— start —

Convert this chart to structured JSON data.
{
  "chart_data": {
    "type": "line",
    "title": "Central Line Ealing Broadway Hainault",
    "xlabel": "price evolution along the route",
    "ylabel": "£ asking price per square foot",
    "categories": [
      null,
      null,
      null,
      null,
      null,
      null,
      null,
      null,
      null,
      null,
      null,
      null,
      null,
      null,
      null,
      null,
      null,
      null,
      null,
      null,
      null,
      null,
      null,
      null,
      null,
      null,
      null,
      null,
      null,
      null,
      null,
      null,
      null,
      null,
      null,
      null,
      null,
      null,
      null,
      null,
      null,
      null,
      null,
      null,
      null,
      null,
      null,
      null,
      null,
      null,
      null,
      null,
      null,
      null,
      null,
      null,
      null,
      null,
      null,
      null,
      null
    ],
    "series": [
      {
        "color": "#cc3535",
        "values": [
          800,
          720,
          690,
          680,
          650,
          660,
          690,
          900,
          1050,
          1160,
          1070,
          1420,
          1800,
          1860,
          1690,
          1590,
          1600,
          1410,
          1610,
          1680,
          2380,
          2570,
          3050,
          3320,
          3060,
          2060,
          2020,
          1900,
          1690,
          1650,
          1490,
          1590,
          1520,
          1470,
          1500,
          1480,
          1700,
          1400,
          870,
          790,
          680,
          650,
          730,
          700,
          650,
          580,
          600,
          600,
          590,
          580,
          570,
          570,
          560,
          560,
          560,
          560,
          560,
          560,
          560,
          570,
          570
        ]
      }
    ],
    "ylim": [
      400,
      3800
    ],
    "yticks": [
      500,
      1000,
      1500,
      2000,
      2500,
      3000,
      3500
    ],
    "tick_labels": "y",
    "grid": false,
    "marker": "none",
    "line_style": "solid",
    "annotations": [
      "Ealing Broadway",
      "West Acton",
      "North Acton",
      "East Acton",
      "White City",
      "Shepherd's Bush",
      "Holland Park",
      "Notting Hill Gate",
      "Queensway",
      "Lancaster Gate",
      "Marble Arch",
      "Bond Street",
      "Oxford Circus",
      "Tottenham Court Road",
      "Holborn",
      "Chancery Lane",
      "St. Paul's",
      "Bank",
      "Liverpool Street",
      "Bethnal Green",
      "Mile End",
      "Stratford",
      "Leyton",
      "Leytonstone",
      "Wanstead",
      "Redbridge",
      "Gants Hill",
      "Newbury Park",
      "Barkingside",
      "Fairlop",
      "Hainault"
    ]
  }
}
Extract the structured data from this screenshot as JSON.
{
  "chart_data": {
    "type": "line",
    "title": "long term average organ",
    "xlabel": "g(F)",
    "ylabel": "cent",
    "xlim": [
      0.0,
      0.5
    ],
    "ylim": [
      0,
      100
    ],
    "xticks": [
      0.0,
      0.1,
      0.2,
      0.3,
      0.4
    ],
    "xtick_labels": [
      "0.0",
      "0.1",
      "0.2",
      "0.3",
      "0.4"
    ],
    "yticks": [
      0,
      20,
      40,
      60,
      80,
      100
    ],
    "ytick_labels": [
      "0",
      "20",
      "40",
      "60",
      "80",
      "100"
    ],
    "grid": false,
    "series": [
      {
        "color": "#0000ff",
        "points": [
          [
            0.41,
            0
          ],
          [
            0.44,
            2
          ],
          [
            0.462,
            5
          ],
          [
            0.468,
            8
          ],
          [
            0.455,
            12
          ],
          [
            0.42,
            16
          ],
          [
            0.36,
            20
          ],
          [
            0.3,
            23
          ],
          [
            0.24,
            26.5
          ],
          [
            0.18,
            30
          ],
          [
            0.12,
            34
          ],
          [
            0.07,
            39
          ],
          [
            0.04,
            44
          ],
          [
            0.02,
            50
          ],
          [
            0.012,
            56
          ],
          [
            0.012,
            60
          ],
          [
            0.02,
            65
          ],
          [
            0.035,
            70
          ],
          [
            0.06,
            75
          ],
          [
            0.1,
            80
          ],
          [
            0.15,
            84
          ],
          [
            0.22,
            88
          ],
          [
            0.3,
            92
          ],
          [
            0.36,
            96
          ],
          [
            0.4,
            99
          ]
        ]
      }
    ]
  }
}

— end —

WHAT THE TASK REQUIRES: Copy every line above that holds the word "JSON".

ANSWER:
Convert this chart to structured JSON data.
Extract the structured data from this screenshot as JSON.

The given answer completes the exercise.